DATA EXTRACT:
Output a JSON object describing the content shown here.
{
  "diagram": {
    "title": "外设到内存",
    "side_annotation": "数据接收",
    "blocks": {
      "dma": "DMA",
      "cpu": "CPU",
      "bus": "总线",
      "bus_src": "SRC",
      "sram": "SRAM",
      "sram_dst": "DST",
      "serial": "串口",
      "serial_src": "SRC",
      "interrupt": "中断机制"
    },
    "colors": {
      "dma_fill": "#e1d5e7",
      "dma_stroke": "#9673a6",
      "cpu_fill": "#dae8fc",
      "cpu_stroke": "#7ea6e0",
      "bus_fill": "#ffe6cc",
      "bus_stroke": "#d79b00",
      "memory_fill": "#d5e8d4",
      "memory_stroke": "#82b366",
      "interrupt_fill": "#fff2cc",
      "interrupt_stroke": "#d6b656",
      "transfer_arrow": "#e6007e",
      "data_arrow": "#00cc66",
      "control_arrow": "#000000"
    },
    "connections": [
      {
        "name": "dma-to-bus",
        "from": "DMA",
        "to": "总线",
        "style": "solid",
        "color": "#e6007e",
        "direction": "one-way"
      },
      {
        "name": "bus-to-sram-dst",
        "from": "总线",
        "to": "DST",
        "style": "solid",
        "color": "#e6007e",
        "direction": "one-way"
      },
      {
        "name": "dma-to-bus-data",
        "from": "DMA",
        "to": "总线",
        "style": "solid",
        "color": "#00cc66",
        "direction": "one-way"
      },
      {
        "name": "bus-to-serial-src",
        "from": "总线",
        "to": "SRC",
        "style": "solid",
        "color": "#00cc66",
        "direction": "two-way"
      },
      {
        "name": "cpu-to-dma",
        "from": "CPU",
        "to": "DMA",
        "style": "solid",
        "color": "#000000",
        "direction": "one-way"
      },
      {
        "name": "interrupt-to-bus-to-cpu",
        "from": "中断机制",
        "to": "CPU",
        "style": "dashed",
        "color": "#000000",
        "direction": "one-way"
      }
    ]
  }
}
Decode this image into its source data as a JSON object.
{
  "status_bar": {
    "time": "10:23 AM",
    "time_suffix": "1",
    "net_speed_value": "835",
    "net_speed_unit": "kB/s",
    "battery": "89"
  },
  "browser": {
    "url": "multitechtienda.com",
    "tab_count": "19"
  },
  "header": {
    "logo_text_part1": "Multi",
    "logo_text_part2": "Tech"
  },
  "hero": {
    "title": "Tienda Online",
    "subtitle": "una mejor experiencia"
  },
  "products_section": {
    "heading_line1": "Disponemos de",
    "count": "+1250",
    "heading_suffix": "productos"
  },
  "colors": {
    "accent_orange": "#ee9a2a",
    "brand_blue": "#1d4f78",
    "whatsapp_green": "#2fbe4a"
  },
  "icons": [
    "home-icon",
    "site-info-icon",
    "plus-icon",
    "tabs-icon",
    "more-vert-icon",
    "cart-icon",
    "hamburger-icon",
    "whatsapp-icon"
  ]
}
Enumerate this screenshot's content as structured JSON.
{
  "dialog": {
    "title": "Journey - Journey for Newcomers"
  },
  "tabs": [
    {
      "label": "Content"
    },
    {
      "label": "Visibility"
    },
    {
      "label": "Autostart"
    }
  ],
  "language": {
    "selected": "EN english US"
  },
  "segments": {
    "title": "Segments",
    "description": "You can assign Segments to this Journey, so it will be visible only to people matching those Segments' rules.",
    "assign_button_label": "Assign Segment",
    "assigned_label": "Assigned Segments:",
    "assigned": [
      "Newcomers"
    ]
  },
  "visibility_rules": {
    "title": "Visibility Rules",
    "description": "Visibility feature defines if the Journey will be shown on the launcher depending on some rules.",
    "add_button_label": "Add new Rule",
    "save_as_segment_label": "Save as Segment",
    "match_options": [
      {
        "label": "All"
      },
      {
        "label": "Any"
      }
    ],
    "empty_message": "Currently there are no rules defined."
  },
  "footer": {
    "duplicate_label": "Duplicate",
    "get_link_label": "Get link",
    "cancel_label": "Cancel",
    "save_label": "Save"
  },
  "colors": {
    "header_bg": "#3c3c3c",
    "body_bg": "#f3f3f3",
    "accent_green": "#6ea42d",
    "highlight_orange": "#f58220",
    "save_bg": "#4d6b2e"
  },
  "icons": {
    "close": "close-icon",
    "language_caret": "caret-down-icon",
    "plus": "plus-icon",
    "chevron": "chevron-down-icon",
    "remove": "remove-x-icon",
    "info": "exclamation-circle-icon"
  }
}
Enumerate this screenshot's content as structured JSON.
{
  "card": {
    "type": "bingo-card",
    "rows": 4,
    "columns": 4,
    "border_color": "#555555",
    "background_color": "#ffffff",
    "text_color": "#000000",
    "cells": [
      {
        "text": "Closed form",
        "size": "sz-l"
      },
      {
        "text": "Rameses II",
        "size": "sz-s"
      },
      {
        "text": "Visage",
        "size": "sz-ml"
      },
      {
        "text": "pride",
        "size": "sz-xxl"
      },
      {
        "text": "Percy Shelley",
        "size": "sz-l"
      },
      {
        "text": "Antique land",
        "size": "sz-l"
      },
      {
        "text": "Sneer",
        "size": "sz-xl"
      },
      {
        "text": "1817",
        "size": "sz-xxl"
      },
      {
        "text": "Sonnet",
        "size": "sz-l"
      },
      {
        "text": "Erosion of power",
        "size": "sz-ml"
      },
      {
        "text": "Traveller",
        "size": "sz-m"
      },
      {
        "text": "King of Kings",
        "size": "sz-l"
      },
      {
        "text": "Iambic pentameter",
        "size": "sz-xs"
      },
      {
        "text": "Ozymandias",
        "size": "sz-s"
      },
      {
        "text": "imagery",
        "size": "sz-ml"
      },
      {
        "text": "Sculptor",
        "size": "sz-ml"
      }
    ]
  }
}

GOAL OF THE EXERCISE:
Return all of the entries exactly as written.

TASK RESPONSE:
Output a JSON object describing the content shown here.
{
  "diagram": {
    "title": "外设到内存",
    "side_annotation": "数据接收",
    "blocks": {
      "dma": "DMA",
      "cpu": "CPU",
      "bus": "总线",
      "bus_src": "SRC",
      "sram": "SRAM",
      "sram_dst": "DST",
      "serial": "串口",
      "serial_src": "SRC",
      "interrupt": "中断机制"
    },
    "colors": {
      "dma_fill": "#e1d5e7",
      "dma_stroke": "#9673a6",
      "cpu_fill": "#dae8fc",
      "cpu_stroke": "#7ea6e0",
      "bus_fill": "#ffe6cc",
      "bus_stroke": "#d79b00",
      "memory_fill": "#d5e8d4",
      "memory_stroke": "#82b366",
      "interrupt_fill": "#fff2cc",
      "interrupt_stroke": "#d6b656",
      "transfer_arrow": "#e6007e",
      "data_arrow": "#00cc66",
      "control_arrow": "#000000"
    },
    "connections": [
      {
        "name": "dma-to-bus",
        "from": "DMA",
        "to": "总线",
        "style": "solid",
        "color": "#e6007e",
        "direction": "one-way"
      },
      {
        "name": "bus-to-sram-dst",
        "from": "总线",
        "to": "DST",
        "style": "solid",
        "color": "#e6007e",
        "direction": "one-way"
      },
      {
        "name": "dma-to-bus-data",
        "from": "DMA",
        "to": "总线",
        "style": "solid",
        "color": "#00cc66",
        "direction": "one-way"
      },
      {
        "name": "bus-to-serial-src",
        "from": "总线",
        "to": "SRC",
        "style": "solid",
        "color": "#00cc66",
        "direction": "two-way"
      },
      {
        "name": "cpu-to-dma",
        "from": "CPU",
        "to": "DMA",
        "style": "solid",
        "color": "#000000",
        "direction": "one-way"
      },
      {
        "name": "interrupt-to-bus-to-cpu",
        "from": "中断机制",
        "to": "CPU",
        "style": "dashed",
        "color": "#000000",
        "direction": "one-way"
      }
    ]
  }
}
Decode this image into its source data as a JSON object.
{
  "status_bar": {
    "time": "10:23 AM",
    "time_suffix": "1",
    "net_speed_value": "835",
    "net_speed_unit": "kB/s",
    "battery": "89"
  },
  "browser": {
    "url": "multitechtienda.com",
    "tab_count": "19"
  },
  "header": {
    "logo_text_part1": "Multi",
    "logo_text_part2": "Tech"
  },
  "hero": {
    "title": "Tienda Online",
    "subtitle": "una mejor experiencia"
  },
  "products_section": {
    "heading_line1": "Disponemos de",
    "count": "+1250",
    "heading_suffix": "productos"
  },
  "colors": {
    "accent_orange": "#ee9a2a",
    "brand_blue": "#1d4f78",
    "whatsapp_green": "#2fbe4a"
  },
  "icons": [
    "home-icon",
    "site-info-icon",
    "plus-icon",
    "tabs-icon",
    "more-vert-icon",
    "cart-icon",
    "hamburger-icon",
    "whatsapp-icon"
  ]
}
Enumerate this screenshot's content as structured JSON.
{
  "dialog": {
    "title": "Journey - Journey for Newcomers"
  },
  "tabs": [
    {
      "label": "Content"
    },
    {
      "label": "Visibility"
    },
    {
      "label": "Autostart"
    }
  ],
  "language": {
    "selected": "EN english US"
  },
  "segments": {
    "title": "Segments",
    "description": "You can assign Segments to this Journey, so it will be visible only to people matching those Segments' rules.",
    "assign_button_label": "Assign Segment",
    "assigned_label": "Assigned Segments:",
    "assigned": [
      "Newcomers"
    ]
  },
  "visibility_rules": {
    "title": "Visibility Rules",
    "description": "Visibility feature defines if the Journey will be shown on the launcher depending on some rules.",
    "add_button_label": "Add new Rule",
    "save_as_segment_label": "Save as Segment",
    "match_options": [
      {
        "label": "All"
      },
      {
        "label": "Any"
      }
    ],
    "empty_message": "Currently there are no rules defined."
  },
  "footer": {
    "duplicate_label": "Duplicate",
    "get_link_label": "Get link",
    "cancel_label": "Cancel",
    "save_label": "Save"
  },
  "colors": {
    "header_bg": "#3c3c3c",
    "body_bg": "#f3f3f3",
    "accent_green": "#6ea42d",
    "highlight_orange": "#f58220",
    "save_bg": "#4d6b2e"
  },
  "icons": {
    "close": "close-icon",
    "language_caret": "caret-down-icon",
    "plus": "plus-icon",
    "chevron": "chevron-down-icon",
    "remove": "remove-x-icon",
    "info": "exclamation-circle-icon"
  }
}
Enumerate this screenshot's content as structured JSON.
{
  "card": {
    "type": "bingo-card",
    "rows": 4,
    "columns": 4,
    "border_color": "#555555",
    "background_color": "#ffffff",
    "text_color": "#000000",
    "cells": [
      {
        "text": "Closed form",
        "size": "sz-l"
      },
      {
        "text": "Rameses II",
        "size": "sz-s"
      },
      {
        "text": "Visage",
        "size": "sz-ml"
      },
      {
        "text": "pride",
        "size": "sz-xxl"
      },
      {
        "text": "Percy Shelley",
        "size": "sz-l"
      },
      {
        "text": "Antique land",
        "size": "sz-l"
      },
      {
        "text": "Sneer",
        "size": "sz-xl"
      },
      {
        "text": "1817",
        "size": "sz-xxl"
      },
      {
        "text": "Sonnet",
        "size": "sz-l"
      },
      {
        "text": "Erosion of power",
        "size": "sz-ml"
      },
      {
        "text": "Traveller",
        "size": "sz-m"
      },
      {
        "text": "King of Kings",
        "size": "sz-l"
      },
      {
        "text": "Iambic pentameter",
        "size": "sz-xs"
      },
      {
        "text": "Ozymandias",
        "size": "sz-s"
      },
      {
        "text": "imagery",
        "size": "sz-ml"
      },
      {
        "text": "Sculptor",
        "size": "sz-ml"
      }
    ]
  }
}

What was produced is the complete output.